WRITTEN TASK =>
A line counts if it contains the word "Turn" at least once. State how many such lines the records contain, giving the number alone.

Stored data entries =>

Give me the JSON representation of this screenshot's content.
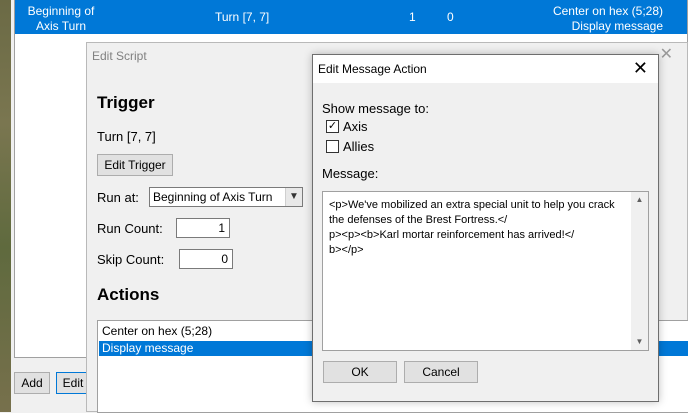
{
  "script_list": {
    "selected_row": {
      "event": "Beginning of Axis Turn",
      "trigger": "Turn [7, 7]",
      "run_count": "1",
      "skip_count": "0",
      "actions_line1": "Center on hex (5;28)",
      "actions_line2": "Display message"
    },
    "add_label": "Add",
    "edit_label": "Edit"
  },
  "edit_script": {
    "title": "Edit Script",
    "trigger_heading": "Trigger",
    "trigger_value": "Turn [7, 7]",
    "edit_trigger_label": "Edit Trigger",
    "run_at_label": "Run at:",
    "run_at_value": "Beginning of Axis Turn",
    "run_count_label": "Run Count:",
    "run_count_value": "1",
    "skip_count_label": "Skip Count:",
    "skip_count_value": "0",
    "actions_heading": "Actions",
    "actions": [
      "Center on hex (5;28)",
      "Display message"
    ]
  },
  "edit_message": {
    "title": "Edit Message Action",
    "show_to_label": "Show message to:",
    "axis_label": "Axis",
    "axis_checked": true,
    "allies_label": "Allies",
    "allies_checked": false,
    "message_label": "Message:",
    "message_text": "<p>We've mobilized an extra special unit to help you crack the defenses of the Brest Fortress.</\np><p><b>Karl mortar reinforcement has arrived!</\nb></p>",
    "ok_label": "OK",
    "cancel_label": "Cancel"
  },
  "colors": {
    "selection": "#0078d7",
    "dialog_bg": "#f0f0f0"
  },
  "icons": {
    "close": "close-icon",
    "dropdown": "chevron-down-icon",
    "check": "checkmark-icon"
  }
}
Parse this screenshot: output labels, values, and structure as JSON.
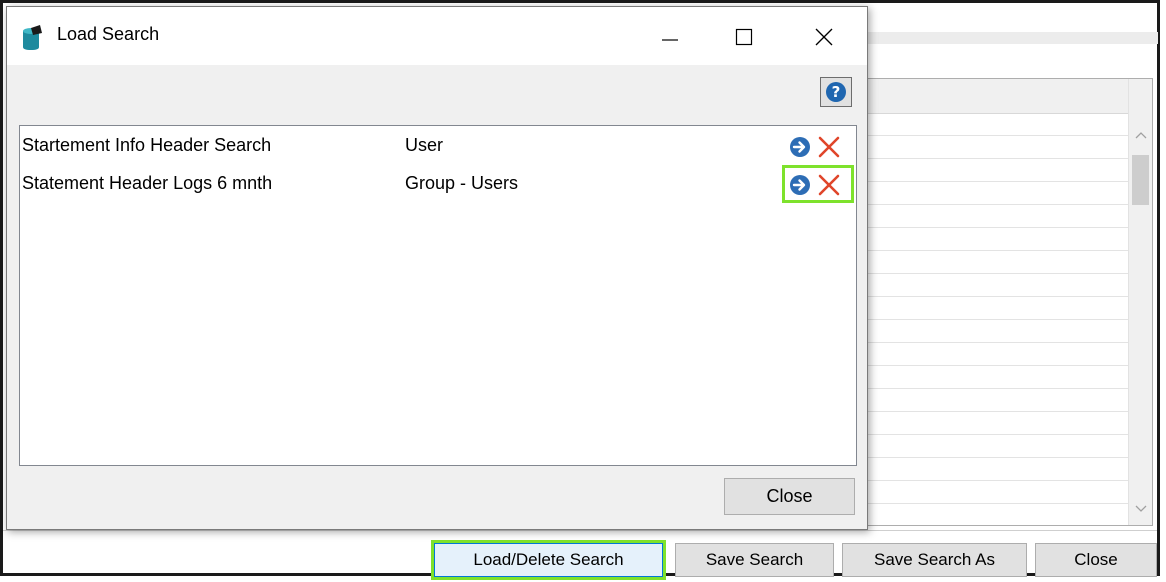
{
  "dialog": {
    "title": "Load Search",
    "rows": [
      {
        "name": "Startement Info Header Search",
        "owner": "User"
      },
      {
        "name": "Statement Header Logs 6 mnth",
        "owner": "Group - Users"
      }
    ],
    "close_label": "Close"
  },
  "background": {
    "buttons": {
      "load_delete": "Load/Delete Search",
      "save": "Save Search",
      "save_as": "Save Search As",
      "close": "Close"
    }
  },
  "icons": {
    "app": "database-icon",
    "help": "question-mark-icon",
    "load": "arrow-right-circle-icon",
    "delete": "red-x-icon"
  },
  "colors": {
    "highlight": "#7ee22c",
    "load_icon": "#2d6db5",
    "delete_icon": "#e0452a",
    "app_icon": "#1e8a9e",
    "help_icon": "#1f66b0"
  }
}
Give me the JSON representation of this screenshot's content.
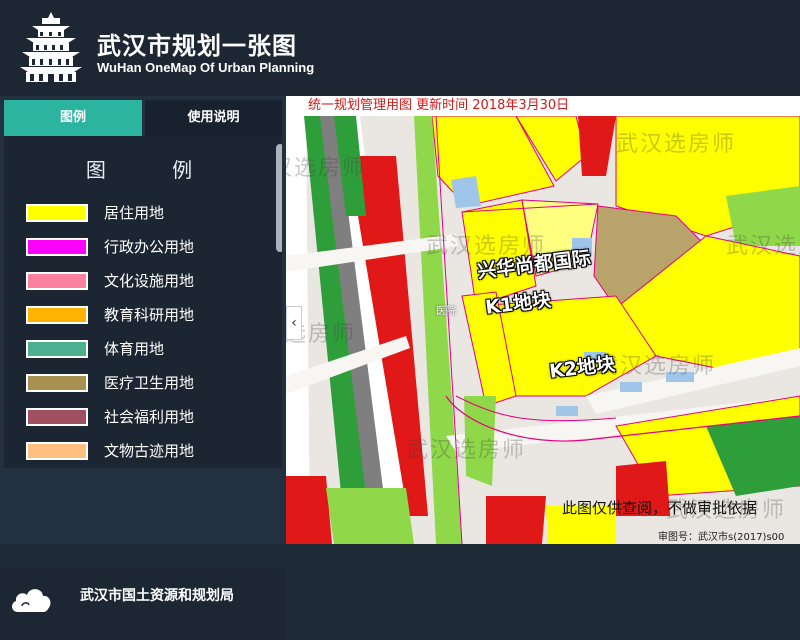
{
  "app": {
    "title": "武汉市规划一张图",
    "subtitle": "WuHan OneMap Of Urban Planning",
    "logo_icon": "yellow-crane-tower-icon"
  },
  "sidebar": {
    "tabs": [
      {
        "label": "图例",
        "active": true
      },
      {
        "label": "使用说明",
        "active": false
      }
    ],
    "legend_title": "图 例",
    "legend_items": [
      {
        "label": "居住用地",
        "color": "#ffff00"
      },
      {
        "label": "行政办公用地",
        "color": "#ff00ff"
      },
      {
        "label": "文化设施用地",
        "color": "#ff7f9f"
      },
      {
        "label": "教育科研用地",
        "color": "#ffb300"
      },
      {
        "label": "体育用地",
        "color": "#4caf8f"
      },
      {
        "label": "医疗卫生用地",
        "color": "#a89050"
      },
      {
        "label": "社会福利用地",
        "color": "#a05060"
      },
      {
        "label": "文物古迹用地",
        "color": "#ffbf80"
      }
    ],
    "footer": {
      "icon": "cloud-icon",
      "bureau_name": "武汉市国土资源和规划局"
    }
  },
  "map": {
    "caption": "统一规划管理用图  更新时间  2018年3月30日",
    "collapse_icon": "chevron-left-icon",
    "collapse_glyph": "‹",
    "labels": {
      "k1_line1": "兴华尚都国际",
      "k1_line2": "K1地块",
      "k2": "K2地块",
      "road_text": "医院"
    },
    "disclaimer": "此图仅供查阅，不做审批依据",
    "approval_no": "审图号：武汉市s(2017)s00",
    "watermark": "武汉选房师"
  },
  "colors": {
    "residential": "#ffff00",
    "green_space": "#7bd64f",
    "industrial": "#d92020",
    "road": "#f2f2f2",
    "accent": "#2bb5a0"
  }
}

THE COMPLETED TASK =>
4